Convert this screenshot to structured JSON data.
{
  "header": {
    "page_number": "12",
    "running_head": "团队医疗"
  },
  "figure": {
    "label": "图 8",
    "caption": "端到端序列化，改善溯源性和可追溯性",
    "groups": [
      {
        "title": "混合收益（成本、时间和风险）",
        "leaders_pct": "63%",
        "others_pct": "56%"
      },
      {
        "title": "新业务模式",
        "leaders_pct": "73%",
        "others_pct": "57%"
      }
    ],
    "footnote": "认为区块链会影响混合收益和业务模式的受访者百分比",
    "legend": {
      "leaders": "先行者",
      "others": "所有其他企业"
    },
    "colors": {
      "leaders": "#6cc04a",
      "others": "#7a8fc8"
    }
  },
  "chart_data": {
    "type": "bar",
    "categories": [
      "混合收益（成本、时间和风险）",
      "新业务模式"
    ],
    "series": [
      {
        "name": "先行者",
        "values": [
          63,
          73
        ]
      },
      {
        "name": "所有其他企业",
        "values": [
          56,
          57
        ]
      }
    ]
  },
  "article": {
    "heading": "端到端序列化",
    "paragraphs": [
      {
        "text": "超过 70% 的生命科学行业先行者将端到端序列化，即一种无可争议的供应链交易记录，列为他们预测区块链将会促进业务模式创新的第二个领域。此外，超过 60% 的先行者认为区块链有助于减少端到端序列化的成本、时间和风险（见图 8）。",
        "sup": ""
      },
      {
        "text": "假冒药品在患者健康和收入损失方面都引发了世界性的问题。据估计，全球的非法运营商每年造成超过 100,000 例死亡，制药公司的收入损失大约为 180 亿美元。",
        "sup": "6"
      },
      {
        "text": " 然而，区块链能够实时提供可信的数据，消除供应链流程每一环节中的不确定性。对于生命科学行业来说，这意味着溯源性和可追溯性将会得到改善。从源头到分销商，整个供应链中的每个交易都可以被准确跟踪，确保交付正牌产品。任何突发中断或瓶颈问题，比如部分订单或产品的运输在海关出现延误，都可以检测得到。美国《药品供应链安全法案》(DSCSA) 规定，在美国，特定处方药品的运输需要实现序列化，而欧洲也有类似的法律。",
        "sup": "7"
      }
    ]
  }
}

━━━━━━━━━━

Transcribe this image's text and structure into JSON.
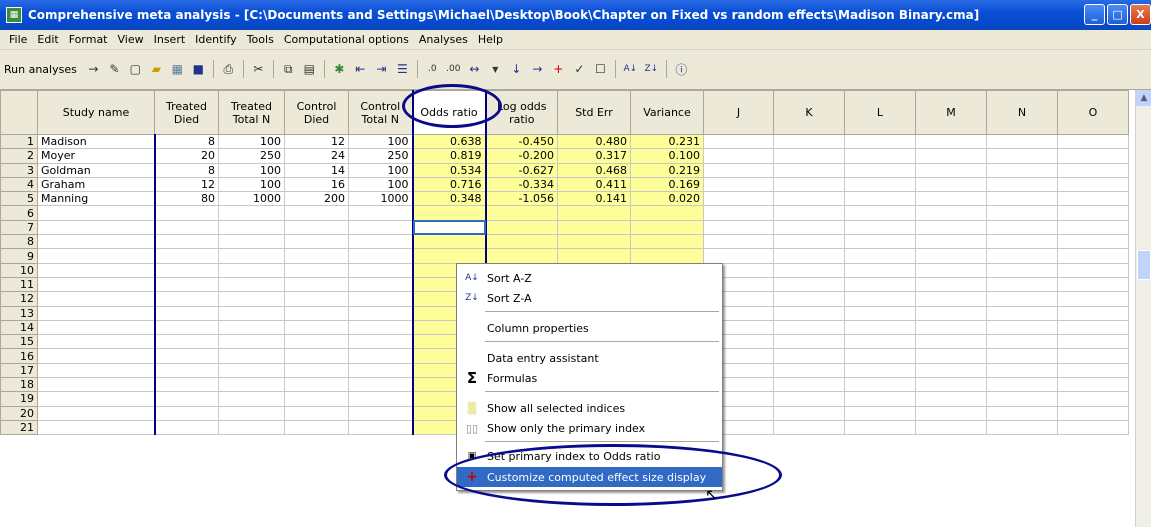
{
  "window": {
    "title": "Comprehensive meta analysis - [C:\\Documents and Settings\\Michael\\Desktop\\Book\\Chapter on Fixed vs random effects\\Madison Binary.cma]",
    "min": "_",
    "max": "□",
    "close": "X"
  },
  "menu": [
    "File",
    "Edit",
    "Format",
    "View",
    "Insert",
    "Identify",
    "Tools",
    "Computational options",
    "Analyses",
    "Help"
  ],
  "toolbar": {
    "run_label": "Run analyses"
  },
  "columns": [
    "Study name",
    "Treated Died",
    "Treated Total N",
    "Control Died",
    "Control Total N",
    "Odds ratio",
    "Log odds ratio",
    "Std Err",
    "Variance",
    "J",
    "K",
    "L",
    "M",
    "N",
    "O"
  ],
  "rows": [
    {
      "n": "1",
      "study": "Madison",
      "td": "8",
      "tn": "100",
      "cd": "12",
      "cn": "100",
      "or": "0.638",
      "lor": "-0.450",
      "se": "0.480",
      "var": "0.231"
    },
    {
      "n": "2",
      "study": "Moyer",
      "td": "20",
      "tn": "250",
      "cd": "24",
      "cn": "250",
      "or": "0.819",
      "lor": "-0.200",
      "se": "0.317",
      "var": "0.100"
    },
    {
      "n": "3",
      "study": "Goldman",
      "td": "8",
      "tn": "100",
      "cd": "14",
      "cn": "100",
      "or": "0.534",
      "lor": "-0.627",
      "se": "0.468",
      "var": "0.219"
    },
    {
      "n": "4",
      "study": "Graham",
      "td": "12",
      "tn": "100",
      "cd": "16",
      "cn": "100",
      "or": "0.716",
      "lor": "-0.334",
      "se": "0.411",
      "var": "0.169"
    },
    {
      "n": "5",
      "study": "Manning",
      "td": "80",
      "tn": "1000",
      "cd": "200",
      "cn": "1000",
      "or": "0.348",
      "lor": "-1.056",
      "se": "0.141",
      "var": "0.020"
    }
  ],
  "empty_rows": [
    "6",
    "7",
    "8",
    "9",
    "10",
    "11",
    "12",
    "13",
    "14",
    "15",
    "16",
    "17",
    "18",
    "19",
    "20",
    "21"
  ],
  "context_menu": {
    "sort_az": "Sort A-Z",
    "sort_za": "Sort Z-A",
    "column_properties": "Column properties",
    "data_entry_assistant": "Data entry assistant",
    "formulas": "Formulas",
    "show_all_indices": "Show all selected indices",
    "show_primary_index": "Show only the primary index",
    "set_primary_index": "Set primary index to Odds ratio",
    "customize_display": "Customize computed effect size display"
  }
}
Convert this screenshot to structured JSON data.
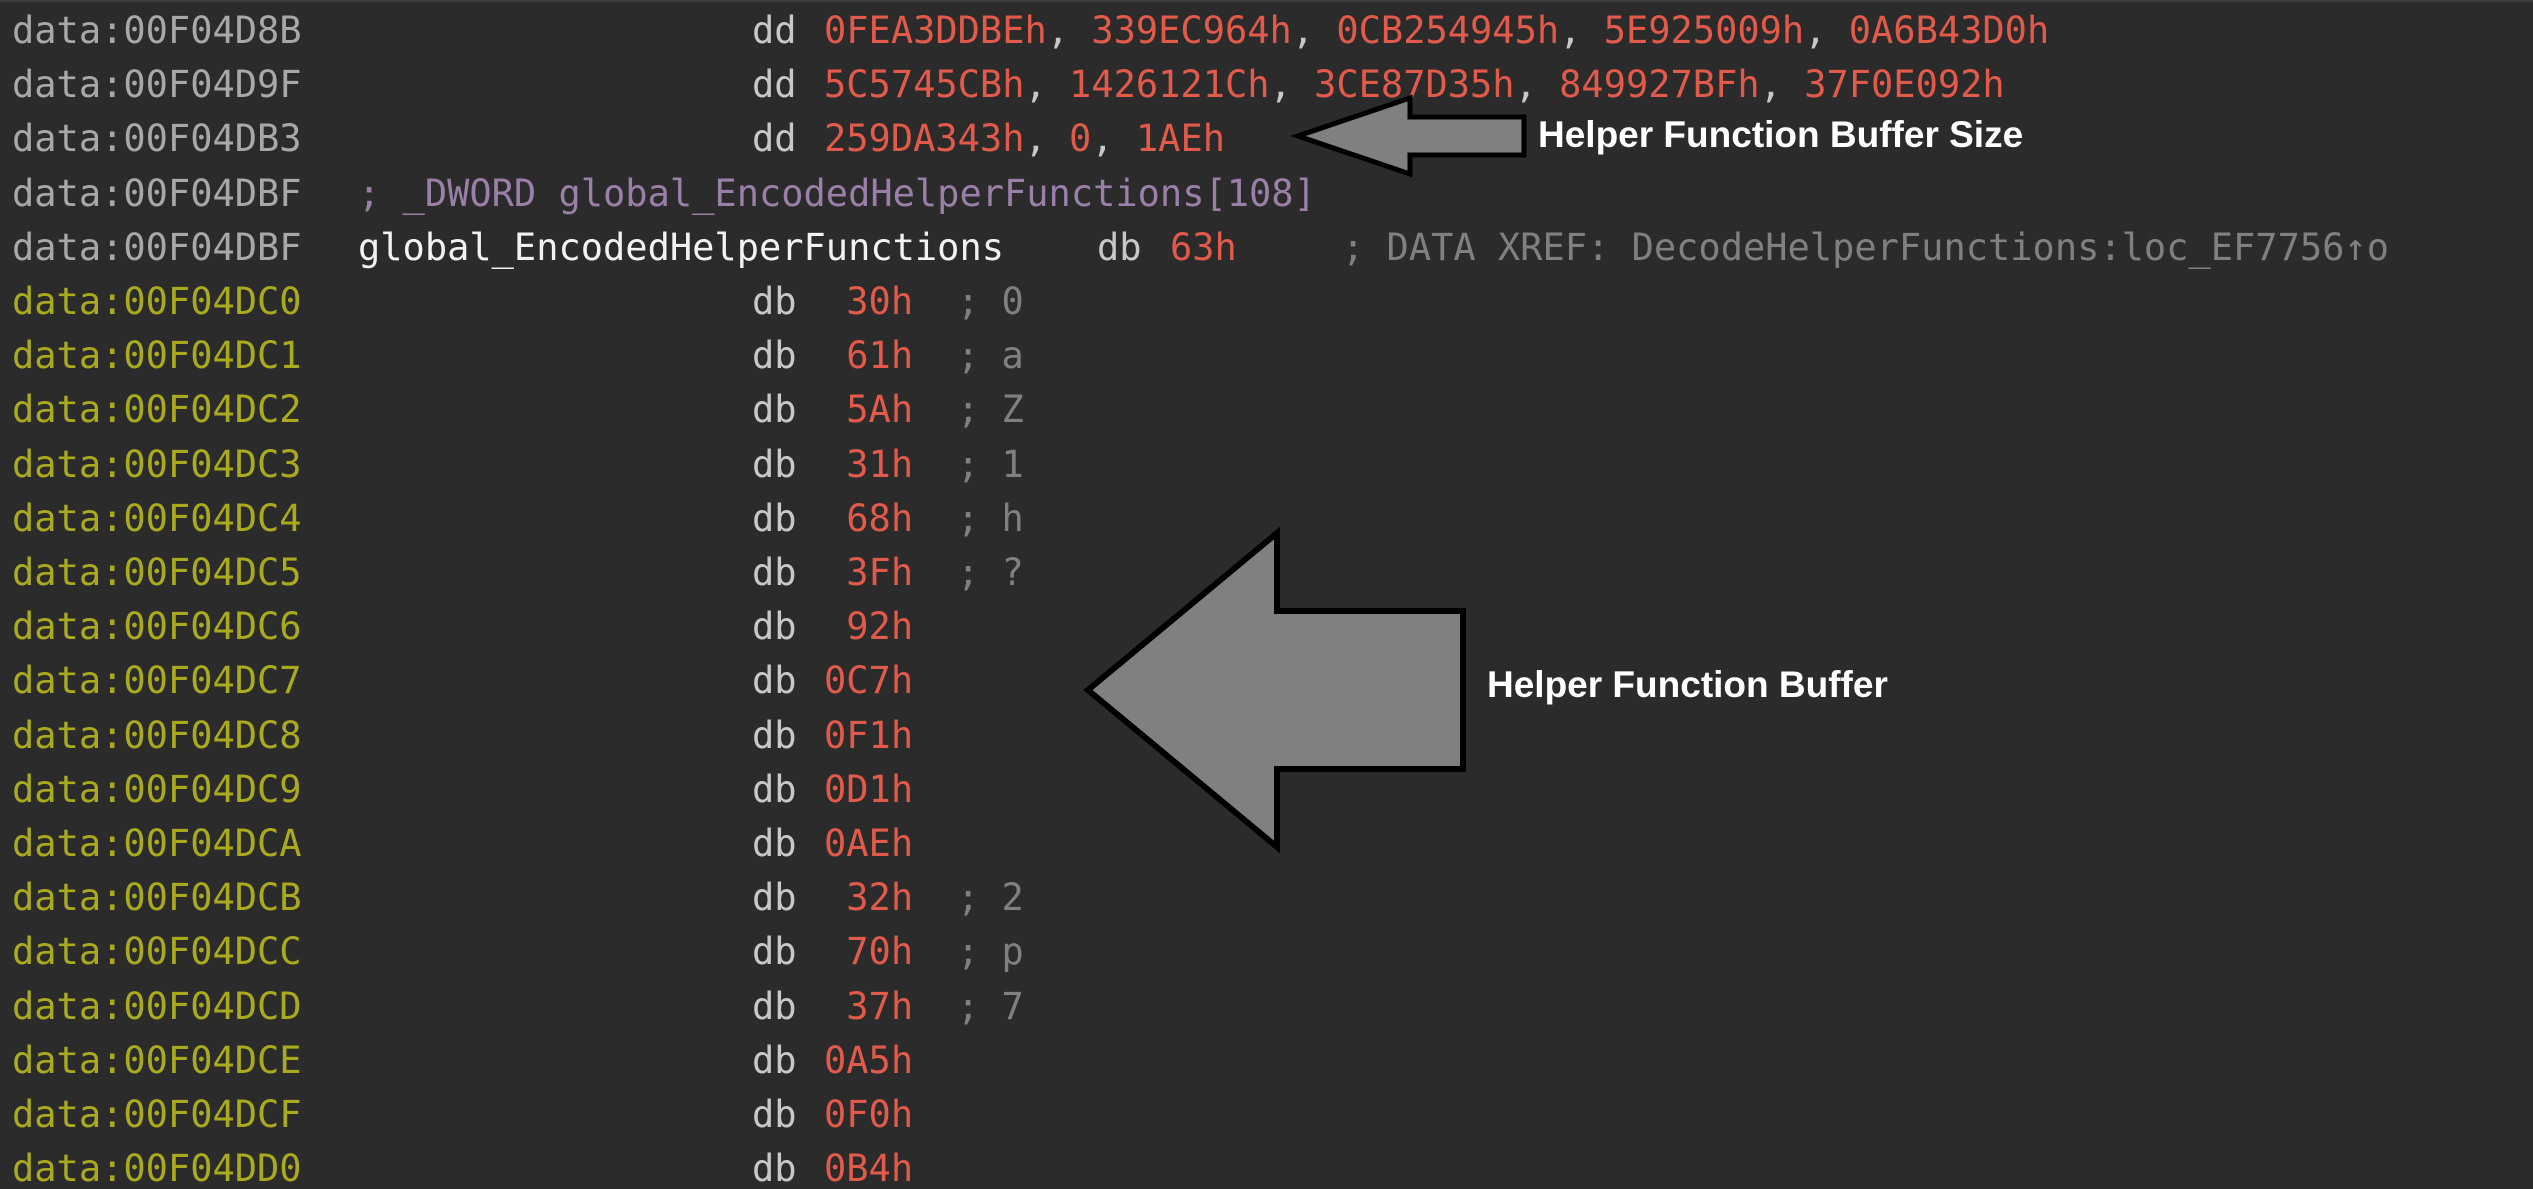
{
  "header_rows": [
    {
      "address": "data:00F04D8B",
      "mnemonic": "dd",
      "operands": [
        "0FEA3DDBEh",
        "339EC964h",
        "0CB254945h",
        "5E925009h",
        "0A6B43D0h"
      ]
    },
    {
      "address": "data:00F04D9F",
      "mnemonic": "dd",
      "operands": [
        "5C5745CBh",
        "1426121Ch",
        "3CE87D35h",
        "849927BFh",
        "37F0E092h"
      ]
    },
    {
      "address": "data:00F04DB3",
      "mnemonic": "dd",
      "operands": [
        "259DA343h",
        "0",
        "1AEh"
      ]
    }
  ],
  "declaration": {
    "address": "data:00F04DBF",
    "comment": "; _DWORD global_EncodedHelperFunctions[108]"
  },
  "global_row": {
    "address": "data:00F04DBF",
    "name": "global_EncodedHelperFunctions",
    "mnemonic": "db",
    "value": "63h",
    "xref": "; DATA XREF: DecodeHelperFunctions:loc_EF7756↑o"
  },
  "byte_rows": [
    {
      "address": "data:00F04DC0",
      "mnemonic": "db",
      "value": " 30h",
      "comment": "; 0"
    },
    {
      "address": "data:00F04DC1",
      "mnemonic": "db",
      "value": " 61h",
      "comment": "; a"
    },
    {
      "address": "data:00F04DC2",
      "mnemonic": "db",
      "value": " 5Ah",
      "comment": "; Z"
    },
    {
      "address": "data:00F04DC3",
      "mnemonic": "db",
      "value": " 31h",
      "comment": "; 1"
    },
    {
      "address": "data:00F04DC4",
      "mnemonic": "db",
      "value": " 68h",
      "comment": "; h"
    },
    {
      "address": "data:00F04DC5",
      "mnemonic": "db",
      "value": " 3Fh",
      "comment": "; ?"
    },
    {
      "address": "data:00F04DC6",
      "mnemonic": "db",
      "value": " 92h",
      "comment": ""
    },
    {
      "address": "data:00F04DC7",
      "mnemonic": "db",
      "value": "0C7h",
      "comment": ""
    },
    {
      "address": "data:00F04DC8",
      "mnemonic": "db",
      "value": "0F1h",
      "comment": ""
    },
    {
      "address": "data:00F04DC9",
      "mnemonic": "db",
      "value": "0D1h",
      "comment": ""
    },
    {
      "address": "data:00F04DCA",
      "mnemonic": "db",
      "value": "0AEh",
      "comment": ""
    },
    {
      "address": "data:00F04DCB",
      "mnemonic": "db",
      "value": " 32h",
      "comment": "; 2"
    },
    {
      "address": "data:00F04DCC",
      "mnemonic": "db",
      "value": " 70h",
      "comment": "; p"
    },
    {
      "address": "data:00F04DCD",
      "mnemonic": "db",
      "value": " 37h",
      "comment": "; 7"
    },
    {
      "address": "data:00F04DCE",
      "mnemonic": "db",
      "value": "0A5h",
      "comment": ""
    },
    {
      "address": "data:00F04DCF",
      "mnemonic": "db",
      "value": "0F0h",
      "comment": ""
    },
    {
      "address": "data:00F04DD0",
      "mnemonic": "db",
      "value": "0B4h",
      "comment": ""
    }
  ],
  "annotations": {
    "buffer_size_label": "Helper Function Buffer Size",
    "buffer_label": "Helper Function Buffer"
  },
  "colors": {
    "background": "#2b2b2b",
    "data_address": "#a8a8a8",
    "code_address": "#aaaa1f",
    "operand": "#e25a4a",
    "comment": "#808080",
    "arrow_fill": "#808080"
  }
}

━━━━━━━━━━

> _Required work_:
Note every line above where the string "Buffer" shows up, and copy those lines.

> _Response to this task_:
    "buffer_size_label": "Helper Function Buffer Size",
    "buffer_label": "Helper Function Buffer"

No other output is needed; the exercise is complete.